> **WRITTEN REQUEST**: Gather up the lines that contain "this".

* Start *

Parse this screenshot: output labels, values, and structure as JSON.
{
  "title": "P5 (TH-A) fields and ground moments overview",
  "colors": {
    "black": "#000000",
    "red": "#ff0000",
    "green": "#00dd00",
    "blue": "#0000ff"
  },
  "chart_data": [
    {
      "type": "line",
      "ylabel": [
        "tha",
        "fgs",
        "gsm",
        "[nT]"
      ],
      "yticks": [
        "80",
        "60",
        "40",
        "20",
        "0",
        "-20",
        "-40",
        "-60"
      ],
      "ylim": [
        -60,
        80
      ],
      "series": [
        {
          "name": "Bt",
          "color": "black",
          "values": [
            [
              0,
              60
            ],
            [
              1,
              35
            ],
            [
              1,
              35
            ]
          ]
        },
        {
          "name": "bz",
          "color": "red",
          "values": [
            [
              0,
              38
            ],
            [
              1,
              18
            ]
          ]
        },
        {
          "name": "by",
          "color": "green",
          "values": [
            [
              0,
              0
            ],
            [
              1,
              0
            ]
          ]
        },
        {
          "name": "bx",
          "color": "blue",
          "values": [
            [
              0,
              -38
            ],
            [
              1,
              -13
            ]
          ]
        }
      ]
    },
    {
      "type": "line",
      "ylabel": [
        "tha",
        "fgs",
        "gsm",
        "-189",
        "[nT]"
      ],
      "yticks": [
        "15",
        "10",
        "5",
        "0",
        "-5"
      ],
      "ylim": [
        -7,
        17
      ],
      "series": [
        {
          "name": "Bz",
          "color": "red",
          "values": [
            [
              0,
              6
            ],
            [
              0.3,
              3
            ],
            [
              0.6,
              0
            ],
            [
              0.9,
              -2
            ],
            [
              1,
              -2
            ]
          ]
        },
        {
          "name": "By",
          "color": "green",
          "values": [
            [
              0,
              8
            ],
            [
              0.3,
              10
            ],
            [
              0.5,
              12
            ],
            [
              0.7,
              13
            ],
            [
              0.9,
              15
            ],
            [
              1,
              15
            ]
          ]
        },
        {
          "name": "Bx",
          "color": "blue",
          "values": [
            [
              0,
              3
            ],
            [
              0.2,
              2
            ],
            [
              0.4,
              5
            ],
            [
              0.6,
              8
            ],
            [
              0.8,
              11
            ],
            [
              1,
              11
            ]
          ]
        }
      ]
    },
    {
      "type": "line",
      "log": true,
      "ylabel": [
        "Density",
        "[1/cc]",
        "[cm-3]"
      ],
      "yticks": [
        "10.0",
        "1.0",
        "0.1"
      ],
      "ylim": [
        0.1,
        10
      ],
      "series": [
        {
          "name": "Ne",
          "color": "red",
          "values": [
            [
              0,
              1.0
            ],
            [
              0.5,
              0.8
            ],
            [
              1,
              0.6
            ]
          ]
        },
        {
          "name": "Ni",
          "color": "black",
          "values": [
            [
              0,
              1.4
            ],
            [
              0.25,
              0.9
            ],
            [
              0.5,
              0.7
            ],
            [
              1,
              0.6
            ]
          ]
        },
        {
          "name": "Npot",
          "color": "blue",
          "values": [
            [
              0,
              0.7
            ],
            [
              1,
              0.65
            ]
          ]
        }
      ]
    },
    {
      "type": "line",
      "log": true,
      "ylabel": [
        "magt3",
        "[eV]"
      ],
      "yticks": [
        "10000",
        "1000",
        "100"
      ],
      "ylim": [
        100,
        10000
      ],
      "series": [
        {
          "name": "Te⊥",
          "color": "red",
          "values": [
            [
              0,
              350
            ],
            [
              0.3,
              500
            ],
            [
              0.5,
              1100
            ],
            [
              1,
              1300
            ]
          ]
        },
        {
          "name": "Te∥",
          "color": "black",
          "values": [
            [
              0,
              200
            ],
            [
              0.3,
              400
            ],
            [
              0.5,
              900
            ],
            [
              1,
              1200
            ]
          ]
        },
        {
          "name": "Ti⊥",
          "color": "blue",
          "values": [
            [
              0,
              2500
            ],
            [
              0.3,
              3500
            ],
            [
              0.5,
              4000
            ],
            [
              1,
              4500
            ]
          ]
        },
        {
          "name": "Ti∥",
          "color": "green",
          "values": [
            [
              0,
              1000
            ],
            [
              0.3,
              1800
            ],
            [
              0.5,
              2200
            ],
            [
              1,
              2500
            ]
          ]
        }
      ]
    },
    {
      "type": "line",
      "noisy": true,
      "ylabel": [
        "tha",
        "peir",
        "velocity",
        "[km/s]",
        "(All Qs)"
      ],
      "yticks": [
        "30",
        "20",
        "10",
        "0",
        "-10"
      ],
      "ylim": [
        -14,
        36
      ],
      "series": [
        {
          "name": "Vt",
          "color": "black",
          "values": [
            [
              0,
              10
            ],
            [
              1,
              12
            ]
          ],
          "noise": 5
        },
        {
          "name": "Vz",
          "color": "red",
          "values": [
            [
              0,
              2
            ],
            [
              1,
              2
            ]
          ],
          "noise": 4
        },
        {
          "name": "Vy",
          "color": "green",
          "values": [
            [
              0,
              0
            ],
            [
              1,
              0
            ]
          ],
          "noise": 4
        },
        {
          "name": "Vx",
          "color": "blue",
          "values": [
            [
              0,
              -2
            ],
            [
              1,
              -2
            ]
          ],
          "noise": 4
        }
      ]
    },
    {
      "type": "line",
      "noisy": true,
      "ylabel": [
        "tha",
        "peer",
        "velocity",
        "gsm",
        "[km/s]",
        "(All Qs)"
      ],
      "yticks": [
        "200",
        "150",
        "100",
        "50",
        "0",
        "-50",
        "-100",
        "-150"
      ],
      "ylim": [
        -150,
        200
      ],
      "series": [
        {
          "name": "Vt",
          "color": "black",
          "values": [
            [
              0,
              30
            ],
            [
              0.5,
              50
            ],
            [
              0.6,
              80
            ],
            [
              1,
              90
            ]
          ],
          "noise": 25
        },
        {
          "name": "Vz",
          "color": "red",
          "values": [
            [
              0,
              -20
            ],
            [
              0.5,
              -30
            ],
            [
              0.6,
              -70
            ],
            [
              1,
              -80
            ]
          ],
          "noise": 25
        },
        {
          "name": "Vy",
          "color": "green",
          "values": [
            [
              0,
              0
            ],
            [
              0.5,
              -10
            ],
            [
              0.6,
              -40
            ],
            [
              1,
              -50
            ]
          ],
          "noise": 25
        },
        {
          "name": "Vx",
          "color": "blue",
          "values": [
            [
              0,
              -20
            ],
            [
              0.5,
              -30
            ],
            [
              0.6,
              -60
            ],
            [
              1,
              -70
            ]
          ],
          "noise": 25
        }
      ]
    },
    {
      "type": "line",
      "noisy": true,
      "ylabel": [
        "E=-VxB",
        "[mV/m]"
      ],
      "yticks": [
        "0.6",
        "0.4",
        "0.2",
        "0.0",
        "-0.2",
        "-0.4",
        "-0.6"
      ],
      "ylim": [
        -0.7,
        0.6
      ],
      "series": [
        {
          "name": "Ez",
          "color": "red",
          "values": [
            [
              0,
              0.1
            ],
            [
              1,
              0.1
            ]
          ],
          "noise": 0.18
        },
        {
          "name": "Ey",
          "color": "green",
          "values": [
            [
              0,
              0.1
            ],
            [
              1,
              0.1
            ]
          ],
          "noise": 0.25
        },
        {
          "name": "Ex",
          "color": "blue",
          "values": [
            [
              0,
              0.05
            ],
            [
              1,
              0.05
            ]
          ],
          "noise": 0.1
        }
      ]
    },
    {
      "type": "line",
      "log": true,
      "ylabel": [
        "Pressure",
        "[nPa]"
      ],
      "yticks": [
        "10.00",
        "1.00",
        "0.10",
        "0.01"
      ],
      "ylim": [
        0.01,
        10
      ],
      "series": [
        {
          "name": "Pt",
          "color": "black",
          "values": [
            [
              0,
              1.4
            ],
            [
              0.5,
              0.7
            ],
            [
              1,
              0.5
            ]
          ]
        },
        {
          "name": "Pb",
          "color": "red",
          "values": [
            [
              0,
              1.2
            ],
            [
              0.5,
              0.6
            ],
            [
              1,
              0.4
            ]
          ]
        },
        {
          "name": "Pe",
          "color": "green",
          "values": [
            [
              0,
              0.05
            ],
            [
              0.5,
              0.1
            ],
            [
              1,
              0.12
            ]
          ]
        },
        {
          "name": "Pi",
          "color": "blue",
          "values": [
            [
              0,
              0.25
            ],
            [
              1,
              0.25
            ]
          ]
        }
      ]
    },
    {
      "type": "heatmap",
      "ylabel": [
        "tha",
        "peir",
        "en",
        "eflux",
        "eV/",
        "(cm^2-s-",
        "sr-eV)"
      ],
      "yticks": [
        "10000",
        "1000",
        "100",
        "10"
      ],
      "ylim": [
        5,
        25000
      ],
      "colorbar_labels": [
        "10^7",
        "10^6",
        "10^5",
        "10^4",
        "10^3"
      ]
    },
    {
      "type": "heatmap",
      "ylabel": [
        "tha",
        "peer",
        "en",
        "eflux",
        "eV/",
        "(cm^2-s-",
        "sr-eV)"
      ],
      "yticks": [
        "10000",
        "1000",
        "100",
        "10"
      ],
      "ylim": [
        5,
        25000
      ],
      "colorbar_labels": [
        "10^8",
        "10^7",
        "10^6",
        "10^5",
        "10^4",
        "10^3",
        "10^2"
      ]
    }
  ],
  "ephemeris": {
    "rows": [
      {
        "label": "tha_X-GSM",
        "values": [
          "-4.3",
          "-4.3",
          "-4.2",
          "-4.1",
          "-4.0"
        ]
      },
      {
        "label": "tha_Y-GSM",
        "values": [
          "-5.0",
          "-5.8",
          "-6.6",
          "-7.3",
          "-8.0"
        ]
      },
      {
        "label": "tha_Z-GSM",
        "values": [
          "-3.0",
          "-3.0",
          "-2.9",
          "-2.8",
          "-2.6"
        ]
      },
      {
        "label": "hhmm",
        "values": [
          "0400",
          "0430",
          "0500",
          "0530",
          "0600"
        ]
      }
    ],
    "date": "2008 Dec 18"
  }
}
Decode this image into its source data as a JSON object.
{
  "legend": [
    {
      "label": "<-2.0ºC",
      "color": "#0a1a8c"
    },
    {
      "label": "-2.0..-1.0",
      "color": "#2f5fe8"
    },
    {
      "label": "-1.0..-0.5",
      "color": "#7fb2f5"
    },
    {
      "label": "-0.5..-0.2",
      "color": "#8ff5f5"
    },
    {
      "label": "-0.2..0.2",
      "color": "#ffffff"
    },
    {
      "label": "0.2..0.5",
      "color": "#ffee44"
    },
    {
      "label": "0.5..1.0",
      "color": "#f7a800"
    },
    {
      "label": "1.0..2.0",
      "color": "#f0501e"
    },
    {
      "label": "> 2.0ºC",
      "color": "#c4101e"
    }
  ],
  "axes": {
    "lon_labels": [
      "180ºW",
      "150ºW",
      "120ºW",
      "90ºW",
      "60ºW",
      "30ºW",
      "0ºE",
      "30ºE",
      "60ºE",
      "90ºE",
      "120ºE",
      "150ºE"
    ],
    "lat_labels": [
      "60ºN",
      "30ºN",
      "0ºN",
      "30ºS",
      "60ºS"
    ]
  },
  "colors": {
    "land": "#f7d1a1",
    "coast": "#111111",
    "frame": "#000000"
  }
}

* End *

> **THE ANSWER**:
Parse this screenshot: output labels, values, and structure as JSON.
Decode this image into its source data as a JSON object.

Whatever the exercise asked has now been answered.